======== Material provided

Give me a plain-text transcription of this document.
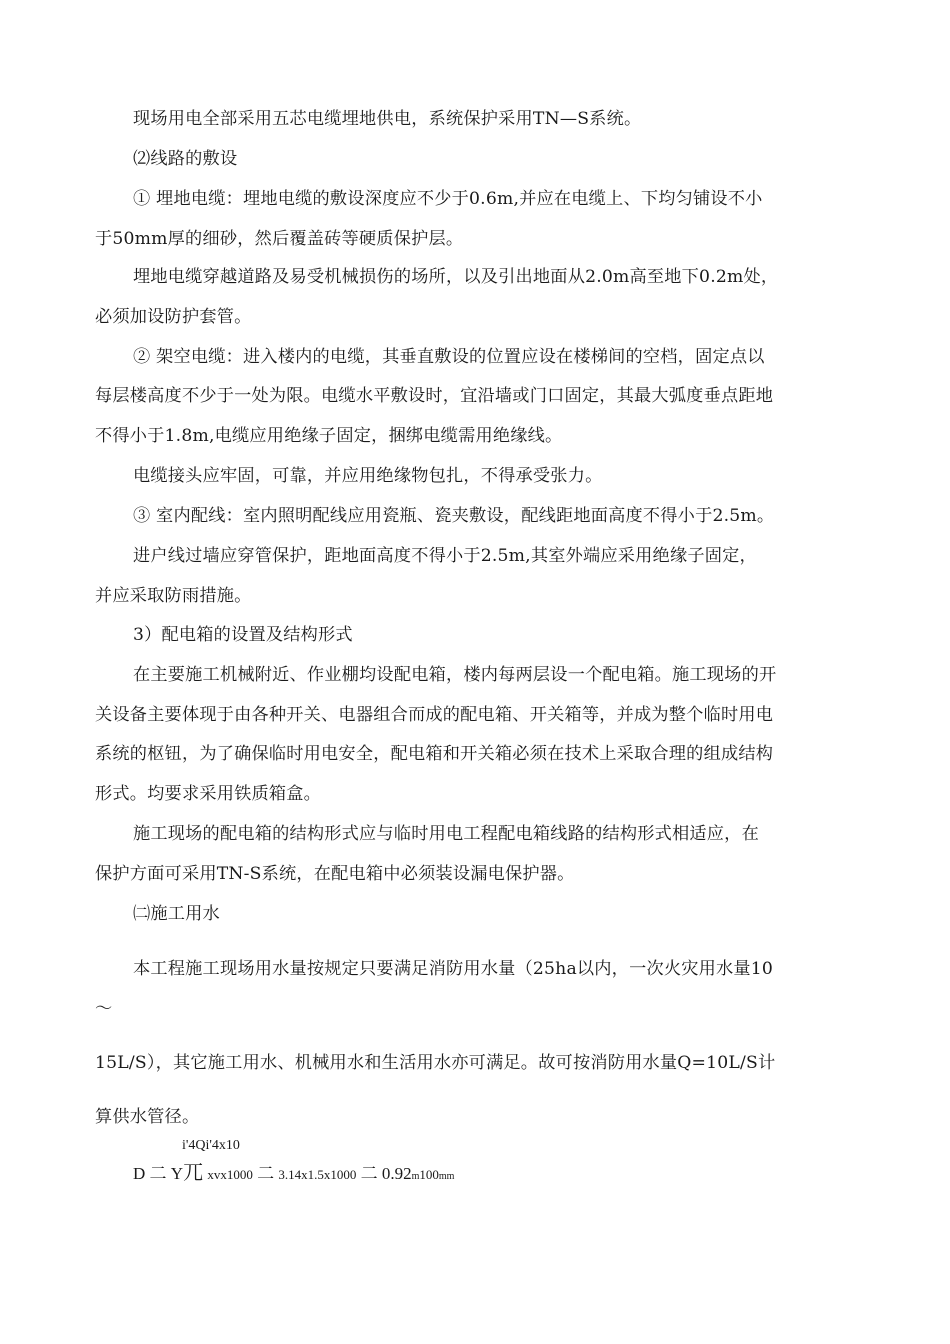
现场用电全部采用五芯电缆埋地供电，系统保护采用TN—S系统。

⑵线路的敷设

① 埋地电缆：埋地电缆的敷设深度应不少于0.6m,并应在电缆上、下均匀铺设不小

于50mm厚的细砂，然后覆盖砖等硬质保护层。

埋地电缆穿越道路及易受机械损伤的场所，以及引出地面从2.0m高至地下0.2m处，

必须加设防护套管。

② 架空电缆：进入楼内的电缆，其垂直敷设的位置应设在楼梯间的空档，固定点以

每层楼高度不少于一处为限。电缆水平敷设时，宜沿墙或门口固定，其最大弧度垂点距地

不得小于1.8m,电缆应用绝缘子固定，捆绑电缆需用绝缘线。

电缆接头应牢固，可靠，并应用绝缘物包扎，不得承受张力。

③ 室内配线：室内照明配线应用瓷瓶、瓷夹敷设，配线距地面高度不得小于2.5m。

进户线过墙应穿管保护，距地面高度不得小于2.5m,其室外端应采用绝缘子固定，

并应采取防雨措施。

3）配电箱的设置及结构形式

在主要施工机械附近、作业棚均设配电箱，楼内每两层设一个配电箱。施工现场的开

关设备主要体现于由各种开关、电器组合而成的配电箱、开关箱等，并成为整个临时用电

系统的枢钮，为了确保临时用电安全，配电箱和开关箱必须在技术上采取合理的组成结构

形式。均要求采用铁质箱盒。

施工现场的配电箱的结构形式应与临时用电工程配电箱线路的结构形式相适应，在

保护方面可采用TN-S系统，在配电箱中必须装设漏电保护器。

㈡施工用水

本工程施工现场用水量按规定只要满足消防用水量（25ha以内，一次火灾用水量10

〜

15L/S），其它施工用水、机械用水和生活用水亦可满足。故可按消防用水量Q=10L/S计

算供水管径。

i'4Qi'4x10

D 二 Y兀 xvx1000 二 3.14x1.5x1000 二 0.92m100mm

================

**Task requirements**
Copy the entries exactly. Leave out the images.

**Task result**
Give me a plain-text transcription of this document.
现场用电全部采用五芯电缆埋地供电，系统保护采用TN—S系统。

⑵线路的敷设

① 埋地电缆：埋地电缆的敷设深度应不少于0.6m,并应在电缆上、下均匀铺设不小

于50mm厚的细砂，然后覆盖砖等硬质保护层。

埋地电缆穿越道路及易受机械损伤的场所，以及引出地面从2.0m高至地下0.2m处，

必须加设防护套管。

② 架空电缆：进入楼内的电缆，其垂直敷设的位置应设在楼梯间的空档，固定点以

每层楼高度不少于一处为限。电缆水平敷设时，宜沿墙或门口固定，其最大弧度垂点距地

不得小于1.8m,电缆应用绝缘子固定，捆绑电缆需用绝缘线。

电缆接头应牢固，可靠，并应用绝缘物包扎，不得承受张力。

③ 室内配线：室内照明配线应用瓷瓶、瓷夹敷设，配线距地面高度不得小于2.5m。

进户线过墙应穿管保护，距地面高度不得小于2.5m,其室外端应采用绝缘子固定，

并应采取防雨措施。

3）配电箱的设置及结构形式

在主要施工机械附近、作业棚均设配电箱，楼内每两层设一个配电箱。施工现场的开

关设备主要体现于由各种开关、电器组合而成的配电箱、开关箱等，并成为整个临时用电

系统的枢钮，为了确保临时用电安全，配电箱和开关箱必须在技术上采取合理的组成结构

形式。均要求采用铁质箱盒。

施工现场的配电箱的结构形式应与临时用电工程配电箱线路的结构形式相适应，在

保护方面可采用TN-S系统，在配电箱中必须装设漏电保护器。

㈡施工用水

本工程施工现场用水量按规定只要满足消防用水量（25ha以内，一次火灾用水量10

〜

15L/S），其它施工用水、机械用水和生活用水亦可满足。故可按消防用水量Q=10L/S计

算供水管径。

i'4Qi'4x10

D 二 Y兀 xvx1000 二 3.14x1.5x1000 二 0.92m100mm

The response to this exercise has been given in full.